(Data extracted from a collection)
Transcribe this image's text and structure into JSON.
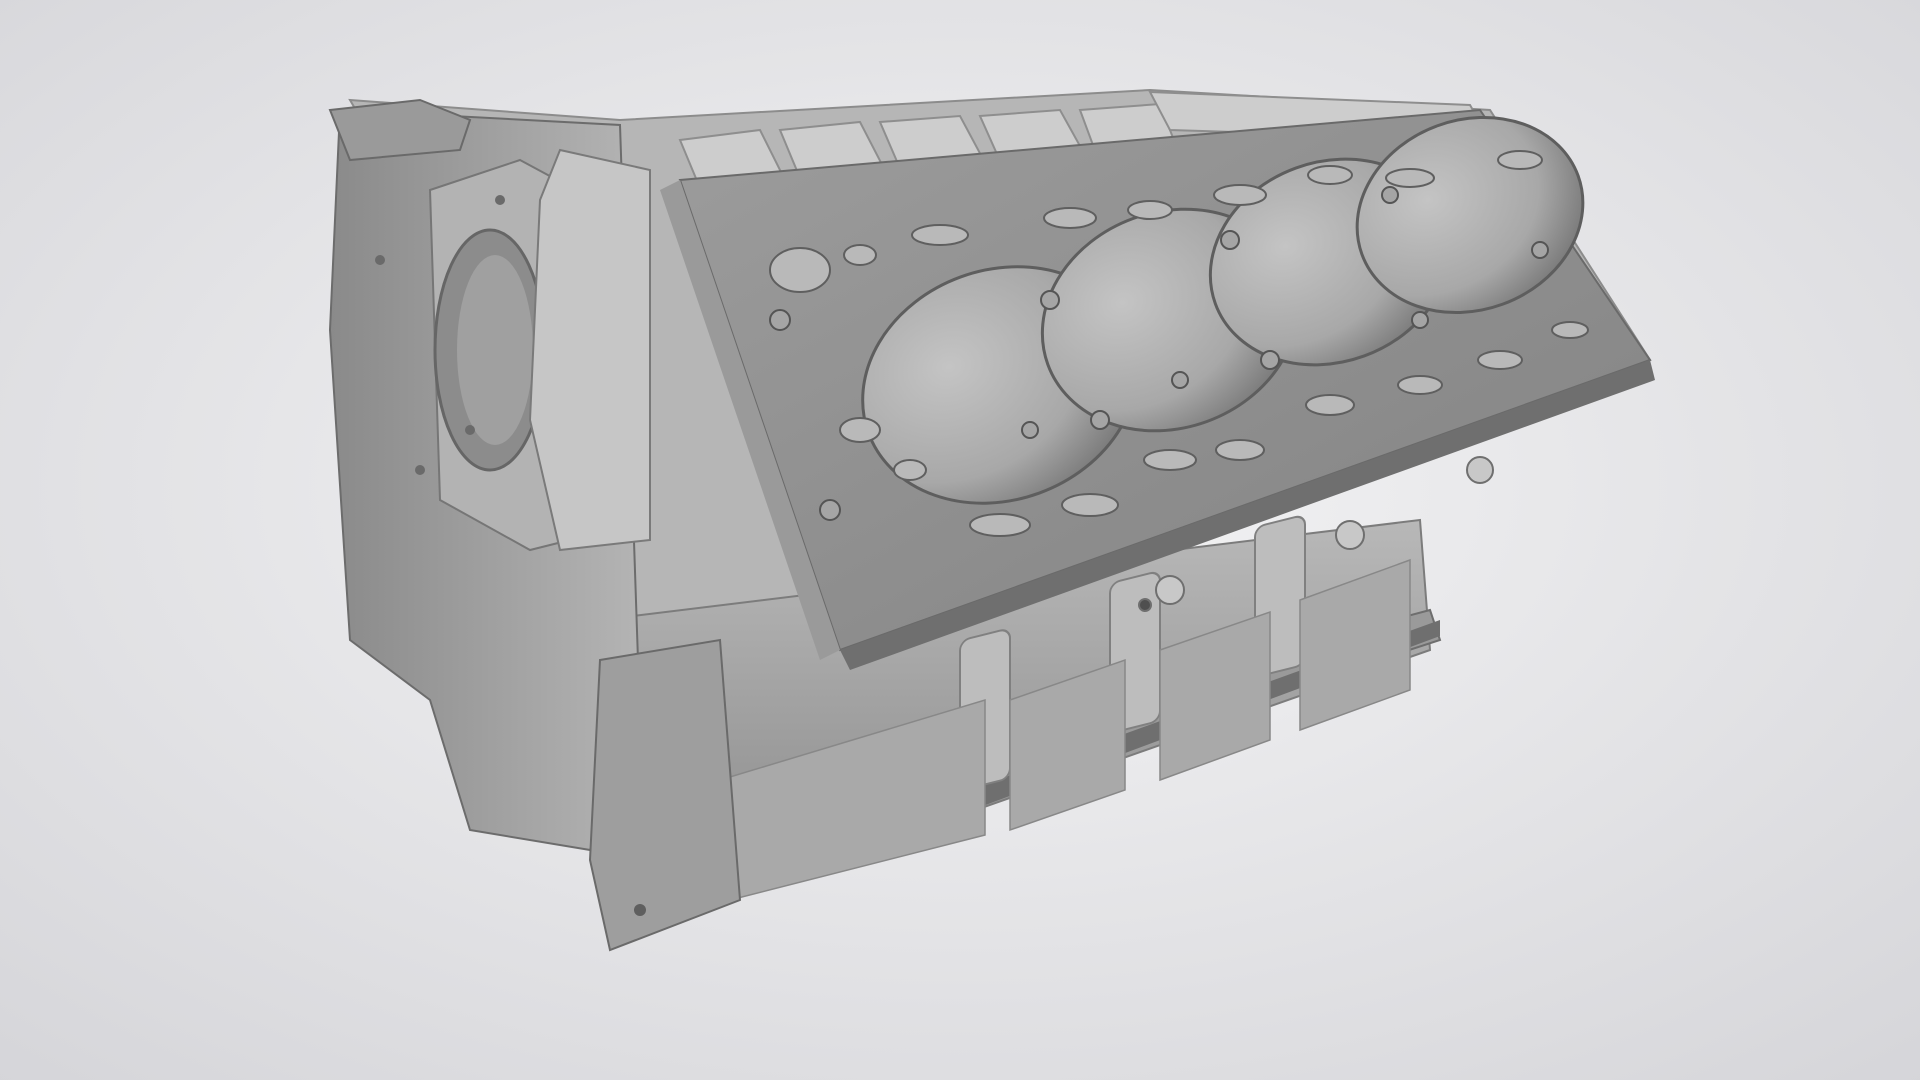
{
  "scene": {
    "subject": "engine-block",
    "cylinders_visible": 4,
    "colors": {
      "background_center": "#f4f4f5",
      "background_edge": "#d6d6da",
      "metal_light": "#c9c9c9",
      "metal_mid": "#a9a9a9",
      "metal_dark": "#7a7a7a",
      "deck_surface": "#8f8f8f",
      "bore_shade": "#b5b5b5"
    }
  }
}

*What the task requires*: All of the material above should be reproduced exactly, except the pictures.

*Reply*:
Transcribe this image's text and structure into JSON.
{
  "scene": {
    "subject": "engine-block",
    "cylinders_visible": 4,
    "colors": {
      "background_center": "#f4f4f5",
      "background_edge": "#d6d6da",
      "metal_light": "#c9c9c9",
      "metal_mid": "#a9a9a9",
      "metal_dark": "#7a7a7a",
      "deck_surface": "#8f8f8f",
      "bore_shade": "#b5b5b5"
    }
  }
}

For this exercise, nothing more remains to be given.